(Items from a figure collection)
▶

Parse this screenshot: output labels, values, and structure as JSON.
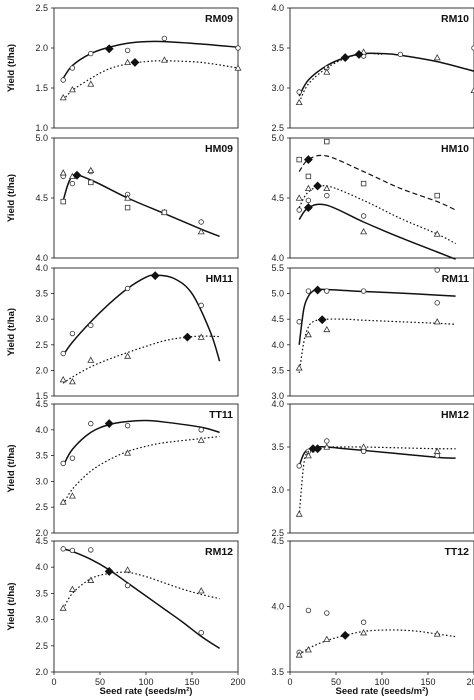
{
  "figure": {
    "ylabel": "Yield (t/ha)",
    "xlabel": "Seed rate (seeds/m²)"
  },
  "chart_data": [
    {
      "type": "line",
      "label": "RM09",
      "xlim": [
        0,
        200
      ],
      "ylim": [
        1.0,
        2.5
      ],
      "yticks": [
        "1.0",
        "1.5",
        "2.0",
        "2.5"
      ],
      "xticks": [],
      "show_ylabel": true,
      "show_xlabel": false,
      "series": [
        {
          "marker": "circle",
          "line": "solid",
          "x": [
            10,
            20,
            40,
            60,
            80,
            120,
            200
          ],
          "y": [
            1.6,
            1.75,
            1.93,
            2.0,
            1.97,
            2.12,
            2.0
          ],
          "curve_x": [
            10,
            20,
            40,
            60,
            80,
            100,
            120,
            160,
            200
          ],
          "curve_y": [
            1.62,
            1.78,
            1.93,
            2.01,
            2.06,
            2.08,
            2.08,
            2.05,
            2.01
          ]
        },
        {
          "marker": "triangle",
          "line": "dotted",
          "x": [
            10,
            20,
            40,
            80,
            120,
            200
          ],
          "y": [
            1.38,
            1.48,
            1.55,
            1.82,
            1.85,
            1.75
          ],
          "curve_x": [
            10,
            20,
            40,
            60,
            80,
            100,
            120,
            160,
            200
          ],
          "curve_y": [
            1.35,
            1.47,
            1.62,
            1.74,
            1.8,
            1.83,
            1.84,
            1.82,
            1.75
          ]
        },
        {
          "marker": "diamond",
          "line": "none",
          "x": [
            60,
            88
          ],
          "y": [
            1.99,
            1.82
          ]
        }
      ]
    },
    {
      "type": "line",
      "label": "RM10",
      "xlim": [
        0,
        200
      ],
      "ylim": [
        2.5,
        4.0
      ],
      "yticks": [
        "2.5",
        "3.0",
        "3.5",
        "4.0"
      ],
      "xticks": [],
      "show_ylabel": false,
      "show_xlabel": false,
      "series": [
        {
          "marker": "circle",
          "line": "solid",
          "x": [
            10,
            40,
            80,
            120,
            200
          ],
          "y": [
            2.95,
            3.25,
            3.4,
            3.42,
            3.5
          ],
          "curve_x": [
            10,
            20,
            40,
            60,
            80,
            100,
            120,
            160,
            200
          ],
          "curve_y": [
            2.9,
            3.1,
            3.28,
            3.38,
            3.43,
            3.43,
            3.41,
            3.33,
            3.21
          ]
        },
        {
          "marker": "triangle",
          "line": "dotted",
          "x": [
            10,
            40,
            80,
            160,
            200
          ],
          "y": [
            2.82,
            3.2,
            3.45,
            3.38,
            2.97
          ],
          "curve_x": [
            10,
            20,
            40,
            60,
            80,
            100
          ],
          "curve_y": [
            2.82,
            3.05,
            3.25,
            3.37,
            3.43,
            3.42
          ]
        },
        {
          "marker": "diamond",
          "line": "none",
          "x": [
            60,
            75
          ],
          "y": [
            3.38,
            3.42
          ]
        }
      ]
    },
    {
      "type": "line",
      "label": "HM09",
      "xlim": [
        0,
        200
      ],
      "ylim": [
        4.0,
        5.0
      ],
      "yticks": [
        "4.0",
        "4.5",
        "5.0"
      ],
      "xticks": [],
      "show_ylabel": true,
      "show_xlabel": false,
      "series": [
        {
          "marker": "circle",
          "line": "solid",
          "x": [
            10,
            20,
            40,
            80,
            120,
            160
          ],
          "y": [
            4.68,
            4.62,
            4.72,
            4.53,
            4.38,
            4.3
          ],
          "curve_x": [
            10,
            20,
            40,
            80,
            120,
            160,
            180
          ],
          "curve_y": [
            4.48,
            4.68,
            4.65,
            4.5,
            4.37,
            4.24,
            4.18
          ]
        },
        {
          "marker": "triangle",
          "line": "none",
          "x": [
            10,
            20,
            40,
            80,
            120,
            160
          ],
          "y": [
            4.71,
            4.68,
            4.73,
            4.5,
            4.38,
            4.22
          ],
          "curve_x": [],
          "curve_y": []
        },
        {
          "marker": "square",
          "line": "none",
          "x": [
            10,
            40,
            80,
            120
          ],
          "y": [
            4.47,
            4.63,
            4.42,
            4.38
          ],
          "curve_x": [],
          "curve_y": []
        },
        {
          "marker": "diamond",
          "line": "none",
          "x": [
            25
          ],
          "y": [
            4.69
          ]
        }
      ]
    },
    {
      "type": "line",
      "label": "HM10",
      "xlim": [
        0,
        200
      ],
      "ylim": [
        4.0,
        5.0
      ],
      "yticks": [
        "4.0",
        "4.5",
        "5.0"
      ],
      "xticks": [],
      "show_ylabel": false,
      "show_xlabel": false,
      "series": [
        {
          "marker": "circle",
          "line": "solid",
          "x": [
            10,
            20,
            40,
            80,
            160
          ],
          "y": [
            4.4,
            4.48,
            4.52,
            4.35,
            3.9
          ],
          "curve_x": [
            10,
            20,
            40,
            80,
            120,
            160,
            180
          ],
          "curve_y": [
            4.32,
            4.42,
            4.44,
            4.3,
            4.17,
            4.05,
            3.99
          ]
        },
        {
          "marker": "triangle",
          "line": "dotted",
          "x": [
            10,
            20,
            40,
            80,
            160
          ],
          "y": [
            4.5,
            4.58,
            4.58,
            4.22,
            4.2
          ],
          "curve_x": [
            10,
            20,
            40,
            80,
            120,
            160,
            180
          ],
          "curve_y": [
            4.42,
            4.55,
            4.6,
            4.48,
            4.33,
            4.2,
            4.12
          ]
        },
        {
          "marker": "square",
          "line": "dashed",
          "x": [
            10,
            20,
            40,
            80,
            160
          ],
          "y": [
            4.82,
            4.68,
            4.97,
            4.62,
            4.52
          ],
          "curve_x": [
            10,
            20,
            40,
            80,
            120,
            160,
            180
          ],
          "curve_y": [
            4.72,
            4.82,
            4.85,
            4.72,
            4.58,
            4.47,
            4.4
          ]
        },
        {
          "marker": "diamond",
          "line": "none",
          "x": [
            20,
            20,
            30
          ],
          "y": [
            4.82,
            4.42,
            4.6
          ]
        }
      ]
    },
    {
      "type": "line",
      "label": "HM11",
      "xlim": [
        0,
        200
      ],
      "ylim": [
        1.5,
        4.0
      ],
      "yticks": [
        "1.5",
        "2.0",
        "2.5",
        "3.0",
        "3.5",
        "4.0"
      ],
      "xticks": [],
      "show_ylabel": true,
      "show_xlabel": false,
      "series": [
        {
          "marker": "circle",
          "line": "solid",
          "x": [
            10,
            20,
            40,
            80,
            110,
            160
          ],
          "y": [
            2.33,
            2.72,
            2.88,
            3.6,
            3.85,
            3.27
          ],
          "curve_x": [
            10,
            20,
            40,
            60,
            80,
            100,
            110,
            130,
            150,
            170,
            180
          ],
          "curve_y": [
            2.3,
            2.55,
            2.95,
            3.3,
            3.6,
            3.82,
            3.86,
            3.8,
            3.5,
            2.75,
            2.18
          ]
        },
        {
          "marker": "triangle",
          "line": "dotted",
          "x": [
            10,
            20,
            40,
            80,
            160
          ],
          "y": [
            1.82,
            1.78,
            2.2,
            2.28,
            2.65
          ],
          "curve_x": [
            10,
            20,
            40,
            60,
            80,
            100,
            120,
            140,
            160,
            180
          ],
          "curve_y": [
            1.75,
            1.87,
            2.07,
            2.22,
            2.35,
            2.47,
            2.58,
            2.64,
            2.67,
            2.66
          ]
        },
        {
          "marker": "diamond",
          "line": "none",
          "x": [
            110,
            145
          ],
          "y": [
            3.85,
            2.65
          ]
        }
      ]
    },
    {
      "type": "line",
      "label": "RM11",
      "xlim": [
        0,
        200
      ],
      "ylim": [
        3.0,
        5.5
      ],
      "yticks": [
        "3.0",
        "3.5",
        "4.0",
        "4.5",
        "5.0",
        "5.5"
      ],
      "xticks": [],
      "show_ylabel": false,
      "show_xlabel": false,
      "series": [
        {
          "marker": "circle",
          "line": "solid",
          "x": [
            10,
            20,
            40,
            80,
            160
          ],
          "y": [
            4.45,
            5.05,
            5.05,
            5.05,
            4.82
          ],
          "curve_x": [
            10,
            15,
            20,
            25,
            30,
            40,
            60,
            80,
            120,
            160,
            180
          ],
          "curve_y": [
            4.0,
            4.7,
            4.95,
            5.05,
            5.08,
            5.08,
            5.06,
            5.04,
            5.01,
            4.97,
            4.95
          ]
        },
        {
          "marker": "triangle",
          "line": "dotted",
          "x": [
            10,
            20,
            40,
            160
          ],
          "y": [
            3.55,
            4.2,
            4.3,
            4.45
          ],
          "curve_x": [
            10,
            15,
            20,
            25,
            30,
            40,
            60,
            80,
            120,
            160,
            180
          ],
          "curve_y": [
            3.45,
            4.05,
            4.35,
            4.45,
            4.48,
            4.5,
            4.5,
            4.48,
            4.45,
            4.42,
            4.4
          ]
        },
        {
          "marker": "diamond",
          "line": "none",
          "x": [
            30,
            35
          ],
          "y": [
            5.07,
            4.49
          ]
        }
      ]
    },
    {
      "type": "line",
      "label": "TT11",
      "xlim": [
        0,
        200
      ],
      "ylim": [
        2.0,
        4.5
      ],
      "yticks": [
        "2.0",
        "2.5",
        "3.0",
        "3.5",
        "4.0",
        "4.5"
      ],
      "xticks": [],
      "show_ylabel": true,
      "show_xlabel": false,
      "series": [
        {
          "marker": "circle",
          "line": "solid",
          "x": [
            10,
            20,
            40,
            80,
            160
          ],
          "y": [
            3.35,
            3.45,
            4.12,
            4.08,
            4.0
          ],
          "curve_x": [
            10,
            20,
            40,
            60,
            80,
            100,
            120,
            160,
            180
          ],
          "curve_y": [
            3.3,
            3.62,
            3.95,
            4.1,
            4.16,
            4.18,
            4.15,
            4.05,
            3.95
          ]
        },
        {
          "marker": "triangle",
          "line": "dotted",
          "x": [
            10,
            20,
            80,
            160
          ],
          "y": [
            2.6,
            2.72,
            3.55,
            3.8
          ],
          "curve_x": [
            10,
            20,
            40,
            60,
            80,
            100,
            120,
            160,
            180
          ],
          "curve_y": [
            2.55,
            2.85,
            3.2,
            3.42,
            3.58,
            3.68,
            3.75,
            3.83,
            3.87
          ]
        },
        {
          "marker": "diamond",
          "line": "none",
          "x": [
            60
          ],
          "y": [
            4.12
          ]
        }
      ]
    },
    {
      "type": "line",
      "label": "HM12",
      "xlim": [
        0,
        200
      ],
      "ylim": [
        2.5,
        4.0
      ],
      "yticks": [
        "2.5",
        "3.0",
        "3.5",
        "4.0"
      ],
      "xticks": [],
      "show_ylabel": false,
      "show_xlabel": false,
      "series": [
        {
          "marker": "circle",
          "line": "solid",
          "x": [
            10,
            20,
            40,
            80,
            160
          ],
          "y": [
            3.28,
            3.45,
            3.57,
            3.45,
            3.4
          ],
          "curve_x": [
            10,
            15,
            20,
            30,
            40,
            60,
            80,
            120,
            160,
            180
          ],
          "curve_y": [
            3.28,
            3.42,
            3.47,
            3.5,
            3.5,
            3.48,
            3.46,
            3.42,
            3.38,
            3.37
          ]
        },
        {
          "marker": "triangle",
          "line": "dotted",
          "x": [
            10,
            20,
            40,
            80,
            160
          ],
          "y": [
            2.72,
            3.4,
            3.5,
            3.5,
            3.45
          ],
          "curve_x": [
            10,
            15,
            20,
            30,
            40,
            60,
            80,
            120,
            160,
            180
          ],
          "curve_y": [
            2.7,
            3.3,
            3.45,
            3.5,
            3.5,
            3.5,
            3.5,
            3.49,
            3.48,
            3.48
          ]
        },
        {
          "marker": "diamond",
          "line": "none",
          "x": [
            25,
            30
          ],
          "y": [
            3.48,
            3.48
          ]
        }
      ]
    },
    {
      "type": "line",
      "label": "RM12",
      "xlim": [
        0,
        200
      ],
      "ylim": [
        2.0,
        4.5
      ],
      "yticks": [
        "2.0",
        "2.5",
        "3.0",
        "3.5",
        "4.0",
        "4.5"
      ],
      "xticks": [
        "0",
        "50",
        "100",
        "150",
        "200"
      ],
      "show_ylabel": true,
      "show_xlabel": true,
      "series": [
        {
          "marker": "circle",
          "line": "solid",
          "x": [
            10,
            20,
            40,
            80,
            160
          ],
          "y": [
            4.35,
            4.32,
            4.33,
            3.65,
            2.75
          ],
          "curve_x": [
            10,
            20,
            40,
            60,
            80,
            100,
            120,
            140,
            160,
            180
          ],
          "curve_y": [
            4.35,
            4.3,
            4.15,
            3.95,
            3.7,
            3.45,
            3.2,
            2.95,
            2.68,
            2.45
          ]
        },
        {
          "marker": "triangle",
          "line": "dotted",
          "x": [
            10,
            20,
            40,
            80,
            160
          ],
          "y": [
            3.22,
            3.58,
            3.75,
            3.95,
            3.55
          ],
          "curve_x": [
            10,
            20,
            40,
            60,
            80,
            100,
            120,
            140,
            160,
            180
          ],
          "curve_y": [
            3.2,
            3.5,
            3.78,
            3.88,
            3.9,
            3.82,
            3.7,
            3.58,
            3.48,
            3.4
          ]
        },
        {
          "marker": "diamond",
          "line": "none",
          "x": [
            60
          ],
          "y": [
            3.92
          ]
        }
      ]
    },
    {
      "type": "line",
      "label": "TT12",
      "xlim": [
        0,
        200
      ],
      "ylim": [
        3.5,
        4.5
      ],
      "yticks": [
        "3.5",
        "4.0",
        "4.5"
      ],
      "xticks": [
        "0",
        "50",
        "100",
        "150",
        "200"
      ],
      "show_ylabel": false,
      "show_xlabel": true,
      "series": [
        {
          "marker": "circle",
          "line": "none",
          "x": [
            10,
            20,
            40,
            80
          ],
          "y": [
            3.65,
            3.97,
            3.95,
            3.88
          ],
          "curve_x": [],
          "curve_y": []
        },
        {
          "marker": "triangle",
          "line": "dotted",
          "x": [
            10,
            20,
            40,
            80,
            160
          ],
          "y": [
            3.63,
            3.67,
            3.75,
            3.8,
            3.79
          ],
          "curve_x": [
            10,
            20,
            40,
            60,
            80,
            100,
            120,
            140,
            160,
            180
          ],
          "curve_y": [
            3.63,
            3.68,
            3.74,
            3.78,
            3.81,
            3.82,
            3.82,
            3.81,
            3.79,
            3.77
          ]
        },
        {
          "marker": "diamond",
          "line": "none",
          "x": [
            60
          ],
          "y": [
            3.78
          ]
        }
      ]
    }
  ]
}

◀
▶

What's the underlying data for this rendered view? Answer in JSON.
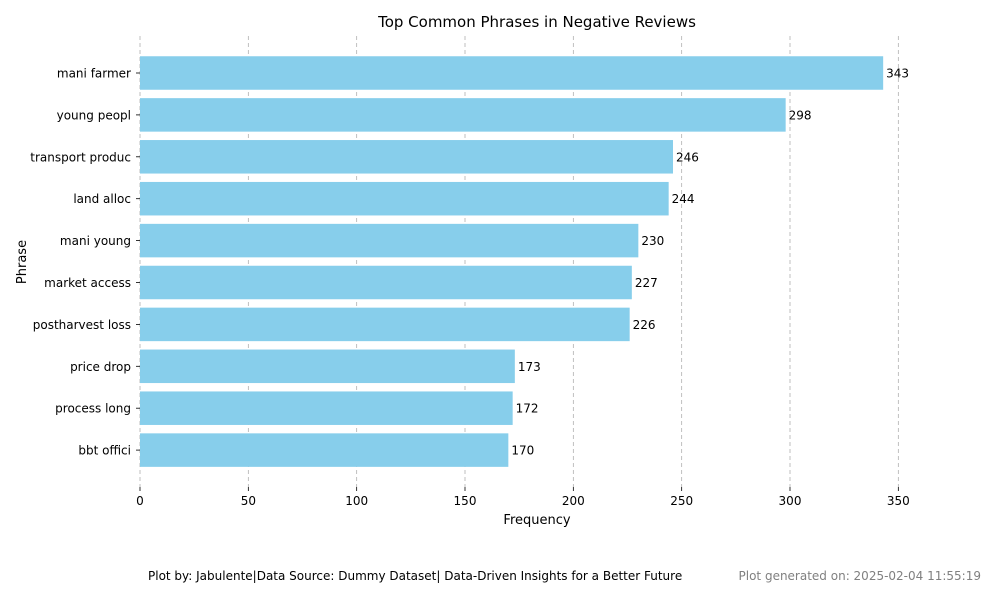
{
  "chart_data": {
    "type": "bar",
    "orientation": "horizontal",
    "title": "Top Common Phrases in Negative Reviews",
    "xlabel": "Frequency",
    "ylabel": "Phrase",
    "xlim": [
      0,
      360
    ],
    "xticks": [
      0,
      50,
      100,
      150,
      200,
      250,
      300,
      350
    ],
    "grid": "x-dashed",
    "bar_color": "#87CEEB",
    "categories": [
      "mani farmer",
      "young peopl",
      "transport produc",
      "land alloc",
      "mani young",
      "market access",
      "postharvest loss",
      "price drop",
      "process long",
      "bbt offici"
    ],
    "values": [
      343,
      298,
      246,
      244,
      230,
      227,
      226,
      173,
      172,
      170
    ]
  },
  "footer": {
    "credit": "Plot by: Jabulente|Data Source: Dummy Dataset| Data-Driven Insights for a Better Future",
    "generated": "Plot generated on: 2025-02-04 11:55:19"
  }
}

◀

Task prompt: Go through the listing above and locate each line that holds the word "Plot". Copy those lines.

Solution:
    "credit": "Plot by: Jabulente|Data Source: Dummy Dataset| Data-Driven Insights for a Better Future",
    "generated": "Plot generated on: 2025-02-04 11:55:19"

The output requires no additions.